** begin Information given **
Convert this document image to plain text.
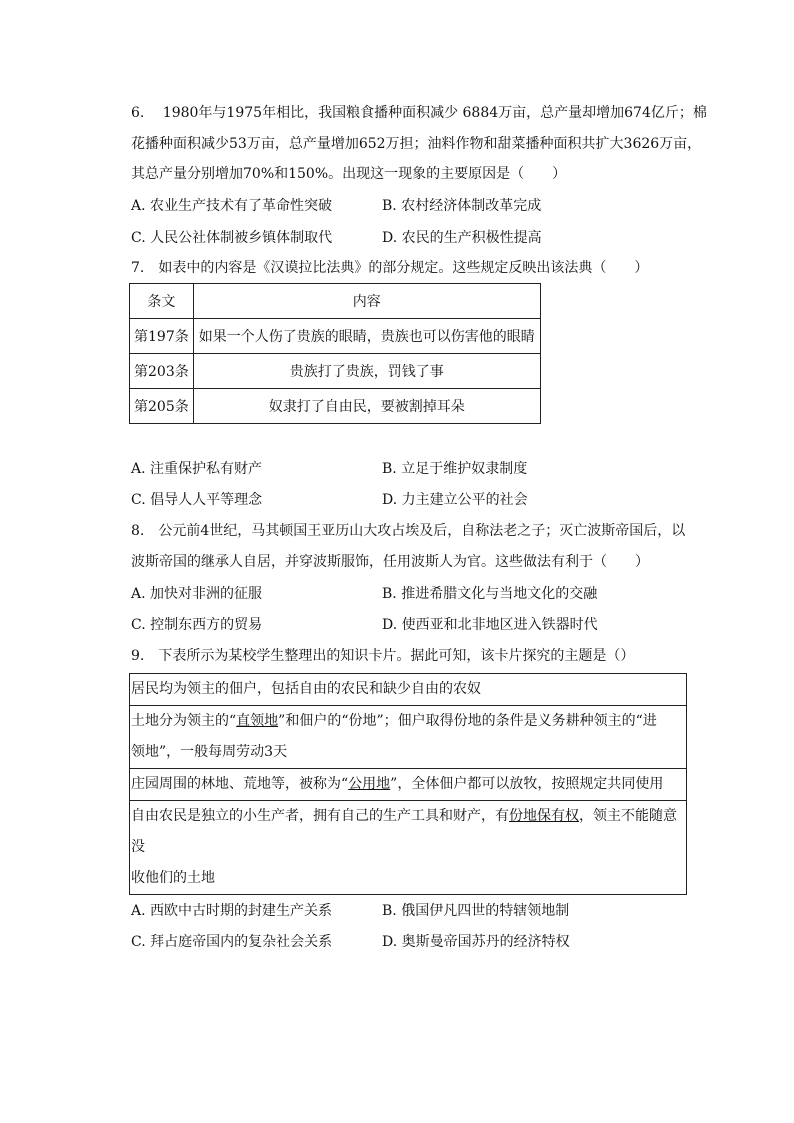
6.　 1980年与1975年相比，我国粮食播种面积减少 6884万亩，总产量却增加674亿斤；棉
花播种面积减少53万亩，总产量增加652万担；油料作物和甜菜播种面积共扩大3626万亩，
其总产量分别增加70%和150%。出现这一现象的主要原因是（　　）
A. 农业生产技术有了革命性突破	B. 农村经济体制改革完成
C. 人民公社体制被乡镇体制取代	D. 农民的生产积极性提高
7.　如表中的内容是《汉谟拉比法典》的部分规定。这些规定反映出该法典（　　）
条文	内容
第197条	如果一个人伤了贵族的眼睛，贵族也可以伤害他的眼睛
第203条	贵族打了贵族，罚钱了事
第205条	奴隶打了自由民，要被割掉耳朵
A. 注重保护私有财产	B. 立足于维护奴隶制度
C. 倡导人人平等理念	D. 力主建立公平的社会
8.　公元前4世纪，马其顿国王亚历山大攻占埃及后，自称法老之子；灭亡波斯帝国后，以
波斯帝国的继承人自居，并穿波斯服饰，任用波斯人为官。这些做法有利于（　　）
A. 加快对非洲的征服	B. 推进希腊文化与当地文化的交融
C. 控制东西方的贸易	D. 使西亚和北非地区进入铁器时代
9.　下表所示为某校学生整理出的知识卡片。据此可知，该卡片探究的主题是（）
居民均为领主的佃户，包括自由的农民和缺少自由的农奴
土地分为领主的“直领地”和佃户的“份地”；佃户取得份地的条件是义务耕种领主的“进
领地”，一般每周劳动3天
庄园周围的林地、荒地等，被称为“公用地”，全体佃户都可以放牧，按照规定共同使用
自由农民是独立的小生产者，拥有自己的生产工具和财产，有份地保有权，领主不能随意没
收他们的土地
A. 西欧中古时期的封建生产关系	B. 俄国伊凡四世的特辖领地制
C. 拜占庭帝国内的复杂社会关系	D. 奥斯曼帝国苏丹的经济特权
** end Information given **
▶ _Task brief_
Retype the listing exactly. Pictures do not belong in the copy.

▶ _Result for this exercise_
Convert this document image to plain text.
6.　 1980年与1975年相比，我国粮食播种面积减少 6884万亩，总产量却增加674亿斤；棉
花播种面积减少53万亩，总产量增加652万担；油料作物和甜菜播种面积共扩大3626万亩，
其总产量分别增加70%和150%。出现这一现象的主要原因是（　　）
A. 农业生产技术有了革命性突破	B. 农村经济体制改革完成
C. 人民公社体制被乡镇体制取代	D. 农民的生产积极性提高
7.　如表中的内容是《汉谟拉比法典》的部分规定。这些规定反映出该法典（　　）
条文	内容
第197条	如果一个人伤了贵族的眼睛，贵族也可以伤害他的眼睛
第203条	贵族打了贵族，罚钱了事
第205条	奴隶打了自由民，要被割掉耳朵
A. 注重保护私有财产	B. 立足于维护奴隶制度
C. 倡导人人平等理念	D. 力主建立公平的社会
8.　公元前4世纪，马其顿国王亚历山大攻占埃及后，自称法老之子；灭亡波斯帝国后，以
波斯帝国的继承人自居，并穿波斯服饰，任用波斯人为官。这些做法有利于（　　）
A. 加快对非洲的征服	B. 推进希腊文化与当地文化的交融
C. 控制东西方的贸易	D. 使西亚和北非地区进入铁器时代
9.　下表所示为某校学生整理出的知识卡片。据此可知，该卡片探究的主题是（）
居民均为领主的佃户，包括自由的农民和缺少自由的农奴
土地分为领主的“直领地”和佃户的“份地”；佃户取得份地的条件是义务耕种领主的“进
领地”，一般每周劳动3天
庄园周围的林地、荒地等，被称为“公用地”，全体佃户都可以放牧，按照规定共同使用
自由农民是独立的小生产者，拥有自己的生产工具和财产，有份地保有权，领主不能随意没
收他们的土地
A. 西欧中古时期的封建生产关系	B. 俄国伊凡四世的特辖领地制
C. 拜占庭帝国内的复杂社会关系	D. 奥斯曼帝国苏丹的经济特权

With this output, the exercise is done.